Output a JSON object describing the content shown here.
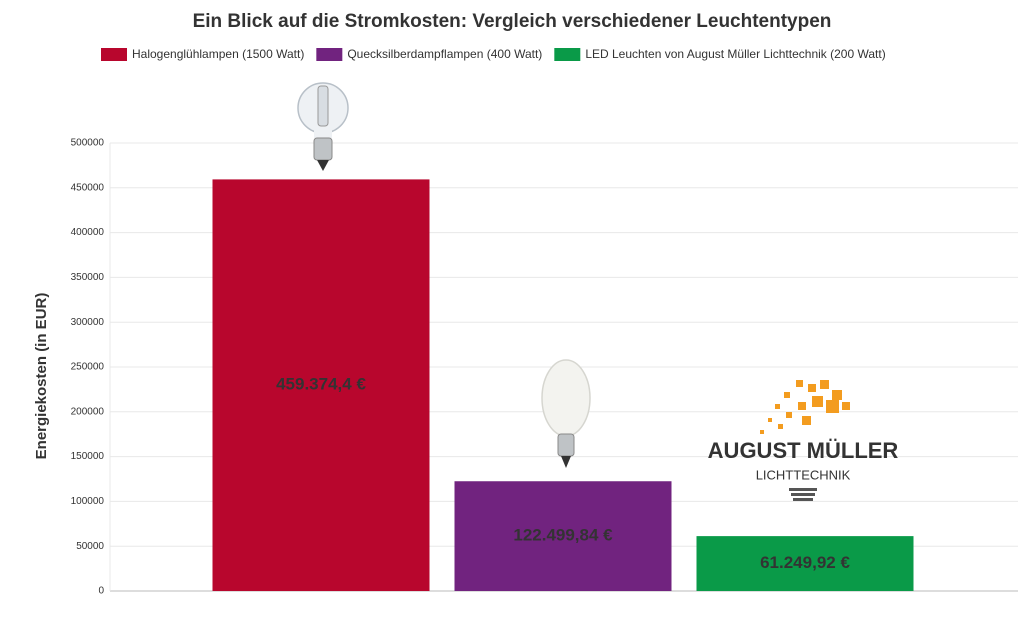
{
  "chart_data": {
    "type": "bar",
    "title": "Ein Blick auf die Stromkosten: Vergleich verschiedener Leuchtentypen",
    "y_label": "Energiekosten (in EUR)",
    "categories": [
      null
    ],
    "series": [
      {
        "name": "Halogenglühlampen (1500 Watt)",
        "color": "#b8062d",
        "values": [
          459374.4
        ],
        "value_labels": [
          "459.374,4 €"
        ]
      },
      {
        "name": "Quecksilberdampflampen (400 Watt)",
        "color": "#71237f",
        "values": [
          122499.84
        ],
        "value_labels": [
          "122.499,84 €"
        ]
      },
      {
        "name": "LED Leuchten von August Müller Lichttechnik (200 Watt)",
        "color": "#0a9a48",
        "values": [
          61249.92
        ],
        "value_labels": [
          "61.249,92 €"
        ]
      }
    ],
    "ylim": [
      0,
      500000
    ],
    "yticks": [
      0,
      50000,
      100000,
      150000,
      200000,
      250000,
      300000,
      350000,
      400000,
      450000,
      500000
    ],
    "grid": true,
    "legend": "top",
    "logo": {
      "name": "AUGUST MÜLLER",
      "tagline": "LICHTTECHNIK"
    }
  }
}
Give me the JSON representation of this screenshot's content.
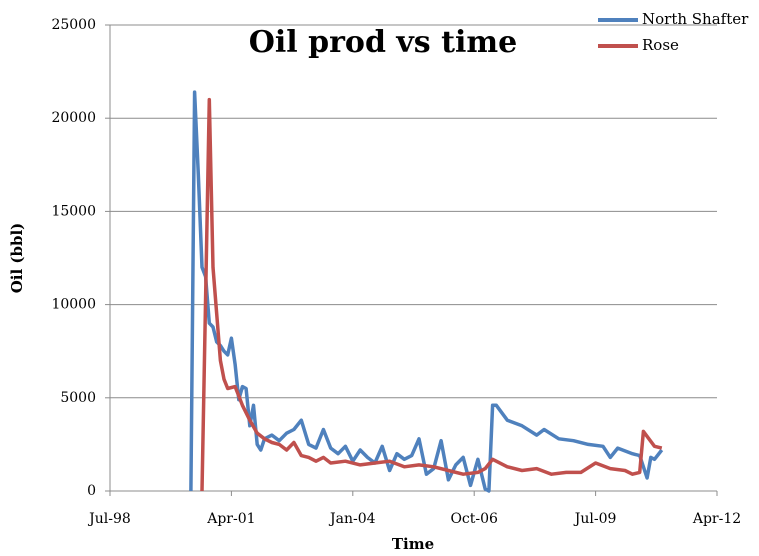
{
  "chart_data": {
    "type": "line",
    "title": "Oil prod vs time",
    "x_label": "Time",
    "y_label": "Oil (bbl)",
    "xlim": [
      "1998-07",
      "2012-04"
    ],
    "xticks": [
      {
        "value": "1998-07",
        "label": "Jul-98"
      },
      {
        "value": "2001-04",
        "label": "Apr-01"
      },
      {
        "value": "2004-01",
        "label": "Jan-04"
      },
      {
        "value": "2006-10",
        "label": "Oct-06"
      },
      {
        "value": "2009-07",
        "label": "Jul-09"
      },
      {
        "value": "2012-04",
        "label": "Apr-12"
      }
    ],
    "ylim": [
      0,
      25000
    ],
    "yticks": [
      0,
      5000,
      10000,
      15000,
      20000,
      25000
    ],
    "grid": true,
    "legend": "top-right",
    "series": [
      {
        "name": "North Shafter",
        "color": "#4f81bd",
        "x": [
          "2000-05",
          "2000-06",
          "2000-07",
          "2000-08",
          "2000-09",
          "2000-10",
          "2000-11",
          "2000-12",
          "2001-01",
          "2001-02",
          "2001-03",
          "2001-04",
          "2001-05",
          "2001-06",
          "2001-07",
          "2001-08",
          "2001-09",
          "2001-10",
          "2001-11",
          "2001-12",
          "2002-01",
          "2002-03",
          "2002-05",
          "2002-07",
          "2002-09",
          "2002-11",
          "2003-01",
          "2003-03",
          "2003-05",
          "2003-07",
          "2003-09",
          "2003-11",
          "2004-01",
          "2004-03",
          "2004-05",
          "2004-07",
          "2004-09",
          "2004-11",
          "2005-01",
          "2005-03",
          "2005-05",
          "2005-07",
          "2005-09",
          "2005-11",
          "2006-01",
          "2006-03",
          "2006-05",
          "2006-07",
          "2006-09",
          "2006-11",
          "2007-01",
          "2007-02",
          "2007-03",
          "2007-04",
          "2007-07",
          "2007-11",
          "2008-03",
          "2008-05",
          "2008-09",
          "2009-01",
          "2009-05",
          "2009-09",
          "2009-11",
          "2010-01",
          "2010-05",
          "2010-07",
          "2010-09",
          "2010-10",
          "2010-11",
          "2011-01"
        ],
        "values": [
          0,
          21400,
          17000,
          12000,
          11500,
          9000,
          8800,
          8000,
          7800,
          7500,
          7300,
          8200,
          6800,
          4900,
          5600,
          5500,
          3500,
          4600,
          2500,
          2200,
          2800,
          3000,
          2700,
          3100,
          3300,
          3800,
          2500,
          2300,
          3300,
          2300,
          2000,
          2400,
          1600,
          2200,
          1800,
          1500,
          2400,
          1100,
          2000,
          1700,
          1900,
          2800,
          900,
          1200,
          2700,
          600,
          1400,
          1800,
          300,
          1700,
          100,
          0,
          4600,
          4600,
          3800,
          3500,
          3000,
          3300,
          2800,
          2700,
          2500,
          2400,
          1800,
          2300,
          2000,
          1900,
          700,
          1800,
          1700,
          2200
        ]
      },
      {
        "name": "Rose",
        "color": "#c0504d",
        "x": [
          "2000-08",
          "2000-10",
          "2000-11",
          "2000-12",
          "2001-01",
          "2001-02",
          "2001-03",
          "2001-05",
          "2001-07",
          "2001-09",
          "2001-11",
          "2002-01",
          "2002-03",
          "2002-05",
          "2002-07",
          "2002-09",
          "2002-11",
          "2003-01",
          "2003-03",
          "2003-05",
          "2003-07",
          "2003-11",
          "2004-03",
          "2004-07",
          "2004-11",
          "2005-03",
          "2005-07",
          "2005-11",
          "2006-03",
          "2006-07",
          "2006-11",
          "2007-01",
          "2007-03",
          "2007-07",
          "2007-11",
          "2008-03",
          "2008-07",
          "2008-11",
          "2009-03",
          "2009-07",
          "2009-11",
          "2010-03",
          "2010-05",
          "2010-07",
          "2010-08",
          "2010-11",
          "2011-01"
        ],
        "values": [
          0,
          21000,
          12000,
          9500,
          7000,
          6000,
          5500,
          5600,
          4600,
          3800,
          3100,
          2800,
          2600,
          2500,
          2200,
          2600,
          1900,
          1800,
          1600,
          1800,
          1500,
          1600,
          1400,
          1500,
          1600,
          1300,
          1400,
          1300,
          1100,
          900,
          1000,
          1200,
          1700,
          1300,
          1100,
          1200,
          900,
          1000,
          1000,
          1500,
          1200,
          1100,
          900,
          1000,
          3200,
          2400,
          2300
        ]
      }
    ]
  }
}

※ ※ ※

▶ _WRITTEN INSTRUCTION_: Without the pictures, repeat the listing above exactly.

▶ _FINISHED EXERCISE_:
Output a JSON object describing the content shown here.
{
  "chart_data": {
    "type": "bar",
    "title": "Ein Blick auf die Stromkosten: Vergleich verschiedener Leuchtentypen",
    "y_label": "Energiekosten (in EUR)",
    "categories": [
      null
    ],
    "series": [
      {
        "name": "Halogenglühlampen (1500 Watt)",
        "color": "#b8062d",
        "values": [
          459374.4
        ],
        "value_labels": [
          "459.374,4 €"
        ]
      },
      {
        "name": "Quecksilberdampflampen (400 Watt)",
        "color": "#71237f",
        "values": [
          122499.84
        ],
        "value_labels": [
          "122.499,84 €"
        ]
      },
      {
        "name": "LED Leuchten von August Müller Lichttechnik (200 Watt)",
        "color": "#0a9a48",
        "values": [
          61249.92
        ],
        "value_labels": [
          "61.249,92 €"
        ]
      }
    ],
    "ylim": [
      0,
      500000
    ],
    "yticks": [
      0,
      50000,
      100000,
      150000,
      200000,
      250000,
      300000,
      350000,
      400000,
      450000,
      500000
    ],
    "grid": true,
    "legend": "top",
    "logo": {
      "name": "AUGUST MÜLLER",
      "tagline": "LICHTTECHNIK"
    }
  }
}
Give me the JSON representation of this screenshot's content.
{
  "chart_data": {
    "type": "line",
    "title": "Oil prod vs time",
    "x_label": "Time",
    "y_label": "Oil (bbl)",
    "xlim": [
      "1998-07",
      "2012-04"
    ],
    "xticks": [
      {
        "value": "1998-07",
        "label": "Jul-98"
      },
      {
        "value": "2001-04",
        "label": "Apr-01"
      },
      {
        "value": "2004-01",
        "label": "Jan-04"
      },
      {
        "value": "2006-10",
        "label": "Oct-06"
      },
      {
        "value": "2009-07",
        "label": "Jul-09"
      },
      {
        "value": "2012-04",
        "label": "Apr-12"
      }
    ],
    "ylim": [
      0,
      25000
    ],
    "yticks": [
      0,
      5000,
      10000,
      15000,
      20000,
      25000
    ],
    "grid": true,
    "legend": "top-right",
    "series": [
      {
        "name": "North Shafter",
        "color": "#4f81bd",
        "x": [
          "2000-05",
          "2000-06",
          "2000-07",
          "2000-08",
          "2000-09",
          "2000-10",
          "2000-11",
          "2000-12",
          "2001-01",
          "2001-02",
          "2001-03",
          "2001-04",
          "2001-05",
          "2001-06",
          "2001-07",
          "2001-08",
          "2001-09",
          "2001-10",
          "2001-11",
          "2001-12",
          "2002-01",
          "2002-03",
          "2002-05",
          "2002-07",
          "2002-09",
          "2002-11",
          "2003-01",
          "2003-03",
          "2003-05",
          "2003-07",
          "2003-09",
          "2003-11",
          "2004-01",
          "2004-03",
          "2004-05",
          "2004-07",
          "2004-09",
          "2004-11",
          "2005-01",
          "2005-03",
          "2005-05",
          "2005-07",
          "2005-09",
          "2005-11",
          "2006-01",
          "2006-03",
          "2006-05",
          "2006-07",
          "2006-09",
          "2006-11",
          "2007-01",
          "2007-02",
          "2007-03",
          "2007-04",
          "2007-07",
          "2007-11",
          "2008-03",
          "2008-05",
          "2008-09",
          "2009-01",
          "2009-05",
          "2009-09",
          "2009-11",
          "2010-01",
          "2010-05",
          "2010-07",
          "2010-09",
          "2010-10",
          "2010-11",
          "2011-01"
        ],
        "values": [
          0,
          21400,
          17000,
          12000,
          11500,
          9000,
          8800,
          8000,
          7800,
          7500,
          7300,
          8200,
          6800,
          4900,
          5600,
          5500,
          3500,
          4600,
          2500,
          2200,
          2800,
          3000,
          2700,
          3100,
          3300,
          3800,
          2500,
          2300,
          3300,
          2300,
          2000,
          2400,
          1600,
          2200,
          1800,
          1500,
          2400,
          1100,
          2000,
          1700,
          1900,
          2800,
          900,
          1200,
          2700,
          600,
          1400,
          1800,
          300,
          1700,
          100,
          0,
          4600,
          4600,
          3800,
          3500,
          3000,
          3300,
          2800,
          2700,
          2500,
          2400,
          1800,
          2300,
          2000,
          1900,
          700,
          1800,
          1700,
          2200
        ]
      },
      {
        "name": "Rose",
        "color": "#c0504d",
        "x": [
          "2000-08",
          "2000-10",
          "2000-11",
          "2000-12",
          "2001-01",
          "2001-02",
          "2001-03",
          "2001-05",
          "2001-07",
          "2001-09",
          "2001-11",
          "2002-01",
          "2002-03",
          "2002-05",
          "2002-07",
          "2002-09",
          "2002-11",
          "2003-01",
          "2003-03",
          "2003-05",
          "2003-07",
          "2003-11",
          "2004-03",
          "2004-07",
          "2004-11",
          "2005-03",
          "2005-07",
          "2005-11",
          "2006-03",
          "2006-07",
          "2006-11",
          "2007-01",
          "2007-03",
          "2007-07",
          "2007-11",
          "2008-03",
          "2008-07",
          "2008-11",
          "2009-03",
          "2009-07",
          "2009-11",
          "2010-03",
          "2010-05",
          "2010-07",
          "2010-08",
          "2010-11",
          "2011-01"
        ],
        "values": [
          0,
          21000,
          12000,
          9500,
          7000,
          6000,
          5500,
          5600,
          4600,
          3800,
          3100,
          2800,
          2600,
          2500,
          2200,
          2600,
          1900,
          1800,
          1600,
          1800,
          1500,
          1600,
          1400,
          1500,
          1600,
          1300,
          1400,
          1300,
          1100,
          900,
          1000,
          1200,
          1700,
          1300,
          1100,
          1200,
          900,
          1000,
          1000,
          1500,
          1200,
          1100,
          900,
          1000,
          3200,
          2400,
          2300
        ]
      }
    ]
  }
}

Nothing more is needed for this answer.